◆ Task instructions ◆
Transcribe each record below word for word.

◆ Extracted data ◆
++++
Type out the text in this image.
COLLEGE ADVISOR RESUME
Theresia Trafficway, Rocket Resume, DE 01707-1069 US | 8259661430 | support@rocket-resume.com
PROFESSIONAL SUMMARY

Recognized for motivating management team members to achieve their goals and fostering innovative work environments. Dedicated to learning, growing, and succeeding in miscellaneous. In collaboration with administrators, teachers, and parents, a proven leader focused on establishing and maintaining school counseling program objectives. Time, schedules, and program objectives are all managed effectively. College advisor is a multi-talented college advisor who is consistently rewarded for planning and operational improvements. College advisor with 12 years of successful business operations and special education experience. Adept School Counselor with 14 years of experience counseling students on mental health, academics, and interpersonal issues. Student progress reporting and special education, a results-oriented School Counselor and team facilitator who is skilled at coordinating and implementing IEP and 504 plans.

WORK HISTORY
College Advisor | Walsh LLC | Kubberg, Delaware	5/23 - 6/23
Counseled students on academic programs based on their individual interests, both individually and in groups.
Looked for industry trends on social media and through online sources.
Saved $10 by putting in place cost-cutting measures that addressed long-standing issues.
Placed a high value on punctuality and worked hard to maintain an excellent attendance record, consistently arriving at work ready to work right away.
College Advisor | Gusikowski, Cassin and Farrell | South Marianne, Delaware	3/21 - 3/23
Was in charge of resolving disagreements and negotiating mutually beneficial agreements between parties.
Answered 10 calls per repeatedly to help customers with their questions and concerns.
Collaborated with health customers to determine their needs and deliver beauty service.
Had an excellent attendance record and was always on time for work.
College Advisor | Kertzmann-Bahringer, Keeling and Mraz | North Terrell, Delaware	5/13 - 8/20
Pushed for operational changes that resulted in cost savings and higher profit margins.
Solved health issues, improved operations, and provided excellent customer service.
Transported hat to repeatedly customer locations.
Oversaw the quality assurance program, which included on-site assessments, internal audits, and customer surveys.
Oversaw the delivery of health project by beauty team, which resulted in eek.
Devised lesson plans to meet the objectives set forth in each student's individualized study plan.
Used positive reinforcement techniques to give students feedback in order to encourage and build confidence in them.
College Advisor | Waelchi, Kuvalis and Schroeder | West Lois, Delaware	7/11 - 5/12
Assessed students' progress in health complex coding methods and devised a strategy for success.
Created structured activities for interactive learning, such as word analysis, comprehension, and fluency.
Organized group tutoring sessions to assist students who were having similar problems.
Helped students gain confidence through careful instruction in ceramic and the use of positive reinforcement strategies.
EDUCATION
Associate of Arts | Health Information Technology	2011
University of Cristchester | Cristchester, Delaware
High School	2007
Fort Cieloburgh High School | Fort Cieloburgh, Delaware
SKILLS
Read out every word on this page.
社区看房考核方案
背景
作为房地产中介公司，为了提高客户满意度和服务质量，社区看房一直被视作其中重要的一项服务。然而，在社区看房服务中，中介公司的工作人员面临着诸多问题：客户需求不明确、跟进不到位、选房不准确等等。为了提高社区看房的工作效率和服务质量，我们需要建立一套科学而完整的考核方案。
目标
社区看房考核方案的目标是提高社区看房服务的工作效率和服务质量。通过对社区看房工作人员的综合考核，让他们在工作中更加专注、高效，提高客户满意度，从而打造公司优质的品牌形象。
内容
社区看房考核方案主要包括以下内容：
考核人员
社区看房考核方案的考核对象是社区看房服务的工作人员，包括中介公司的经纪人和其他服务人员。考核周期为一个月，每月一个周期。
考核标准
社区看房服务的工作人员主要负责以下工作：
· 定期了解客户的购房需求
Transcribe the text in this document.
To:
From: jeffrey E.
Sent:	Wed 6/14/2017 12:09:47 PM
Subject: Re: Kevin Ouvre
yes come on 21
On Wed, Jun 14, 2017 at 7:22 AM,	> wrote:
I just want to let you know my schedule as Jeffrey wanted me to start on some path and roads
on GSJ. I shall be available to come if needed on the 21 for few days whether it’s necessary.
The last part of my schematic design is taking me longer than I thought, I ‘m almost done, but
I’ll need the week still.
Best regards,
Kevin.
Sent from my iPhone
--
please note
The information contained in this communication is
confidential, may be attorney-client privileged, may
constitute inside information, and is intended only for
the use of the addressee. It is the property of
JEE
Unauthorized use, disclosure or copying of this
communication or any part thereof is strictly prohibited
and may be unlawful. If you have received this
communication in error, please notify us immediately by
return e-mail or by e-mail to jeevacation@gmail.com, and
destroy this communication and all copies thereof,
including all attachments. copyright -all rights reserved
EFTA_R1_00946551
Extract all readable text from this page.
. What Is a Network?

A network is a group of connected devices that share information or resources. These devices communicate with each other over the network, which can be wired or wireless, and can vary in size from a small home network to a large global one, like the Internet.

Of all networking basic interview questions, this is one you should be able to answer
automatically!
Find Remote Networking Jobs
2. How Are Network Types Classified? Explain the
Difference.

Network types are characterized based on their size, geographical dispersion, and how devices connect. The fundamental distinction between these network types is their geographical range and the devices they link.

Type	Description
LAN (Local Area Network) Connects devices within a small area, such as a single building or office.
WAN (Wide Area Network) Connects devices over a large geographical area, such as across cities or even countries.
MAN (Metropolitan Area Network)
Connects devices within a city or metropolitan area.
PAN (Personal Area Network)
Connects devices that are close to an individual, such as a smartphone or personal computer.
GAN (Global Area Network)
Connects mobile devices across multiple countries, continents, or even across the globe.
++++
◆ Solution for this task ◆
Type out the text in this image.
COLLEGE ADVISOR RESUME
Theresia Trafficway, Rocket Resume, DE 01707-1069 US | 8259661430 | support@rocket-resume.com
PROFESSIONAL SUMMARY

Recognized for motivating management team members to achieve their goals and fostering innovative work environments. Dedicated to learning, growing, and succeeding in miscellaneous. In collaboration with administrators, teachers, and parents, a proven leader focused on establishing and maintaining school counseling program objectives. Time, schedules, and program objectives are all managed effectively. College advisor is a multi-talented college advisor who is consistently rewarded for planning and operational improvements. College advisor with 12 years of successful business operations and special education experience. Adept School Counselor with 14 years of experience counseling students on mental health, academics, and interpersonal issues. Student progress reporting and special education, a results-oriented School Counselor and team facilitator who is skilled at coordinating and implementing IEP and 504 plans.

WORK HISTORY
College Advisor | Walsh LLC | Kubberg, Delaware	5/23 - 6/23
Counseled students on academic programs based on their individual interests, both individually and in groups.
Looked for industry trends on social media and through online sources.
Saved $10 by putting in place cost-cutting measures that addressed long-standing issues.
Placed a high value on punctuality and worked hard to maintain an excellent attendance record, consistently arriving at work ready to work right away.
College Advisor | Gusikowski, Cassin and Farrell | South Marianne, Delaware	3/21 - 3/23
Was in charge of resolving disagreements and negotiating mutually beneficial agreements between parties.
Answered 10 calls per repeatedly to help customers with their questions and concerns.
Collaborated with health customers to determine their needs and deliver beauty service.
Had an excellent attendance record and was always on time for work.
College Advisor | Kertzmann-Bahringer, Keeling and Mraz | North Terrell, Delaware	5/13 - 8/20
Pushed for operational changes that resulted in cost savings and higher profit margins.
Solved health issues, improved operations, and provided excellent customer service.
Transported hat to repeatedly customer locations.
Oversaw the quality assurance program, which included on-site assessments, internal audits, and customer surveys.
Oversaw the delivery of health project by beauty team, which resulted in eek.
Devised lesson plans to meet the objectives set forth in each student's individualized study plan.
Used positive reinforcement techniques to give students feedback in order to encourage and build confidence in them.
College Advisor | Waelchi, Kuvalis and Schroeder | West Lois, Delaware	7/11 - 5/12
Assessed students' progress in health complex coding methods and devised a strategy for success.
Created structured activities for interactive learning, such as word analysis, comprehension, and fluency.
Organized group tutoring sessions to assist students who were having similar problems.
Helped students gain confidence through careful instruction in ceramic and the use of positive reinforcement strategies.
EDUCATION
Associate of Arts | Health Information Technology	2011
University of Cristchester | Cristchester, Delaware
High School	2007
Fort Cieloburgh High School | Fort Cieloburgh, Delaware
SKILLS
Read out every word on this page.
社区看房考核方案
背景
作为房地产中介公司，为了提高客户满意度和服务质量，社区看房一直被视作其中重要的一项服务。然而，在社区看房服务中，中介公司的工作人员面临着诸多问题：客户需求不明确、跟进不到位、选房不准确等等。为了提高社区看房的工作效率和服务质量，我们需要建立一套科学而完整的考核方案。
目标
社区看房考核方案的目标是提高社区看房服务的工作效率和服务质量。通过对社区看房工作人员的综合考核，让他们在工作中更加专注、高效，提高客户满意度，从而打造公司优质的品牌形象。
内容
社区看房考核方案主要包括以下内容：
考核人员
社区看房考核方案的考核对象是社区看房服务的工作人员，包括中介公司的经纪人和其他服务人员。考核周期为一个月，每月一个周期。
考核标准
社区看房服务的工作人员主要负责以下工作：
· 定期了解客户的购房需求
Transcribe the text in this document.
To:
From: jeffrey E.
Sent:	Wed 6/14/2017 12:09:47 PM
Subject: Re: Kevin Ouvre
yes come on 21
On Wed, Jun 14, 2017 at 7:22 AM,	> wrote:
I just want to let you know my schedule as Jeffrey wanted me to start on some path and roads
on GSJ. I shall be available to come if needed on the 21 for few days whether it’s necessary.
The last part of my schematic design is taking me longer than I thought, I ‘m almost done, but
I’ll need the week still.
Best regards,
Kevin.
Sent from my iPhone
--
please note
The information contained in this communication is
confidential, may be attorney-client privileged, may
constitute inside information, and is intended only for
the use of the addressee. It is the property of
JEE
Unauthorized use, disclosure or copying of this
communication or any part thereof is strictly prohibited
and may be unlawful. If you have received this
communication in error, please notify us immediately by
return e-mail or by e-mail to jeevacation@gmail.com, and
destroy this communication and all copies thereof,
including all attachments. copyright -all rights reserved
EFTA_R1_00946551
Extract all readable text from this page.
. What Is a Network?

A network is a group of connected devices that share information or resources. These devices communicate with each other over the network, which can be wired or wireless, and can vary in size from a small home network to a large global one, like the Internet.

Of all networking basic interview questions, this is one you should be able to answer
automatically!
Find Remote Networking Jobs
2. How Are Network Types Classified? Explain the
Difference.

Network types are characterized based on their size, geographical dispersion, and how devices connect. The fundamental distinction between these network types is their geographical range and the devices they link.

Type	Description
LAN (Local Area Network) Connects devices within a small area, such as a single building or office.
WAN (Wide Area Network) Connects devices over a large geographical area, such as across cities or even countries.
MAN (Metropolitan Area Network)
Connects devices within a city or metropolitan area.
PAN (Personal Area Network)
Connects devices that are close to an individual, such as a smartphone or personal computer.
GAN (Global Area Network)
Connects mobile devices across multiple countries, continents, or even across the globe.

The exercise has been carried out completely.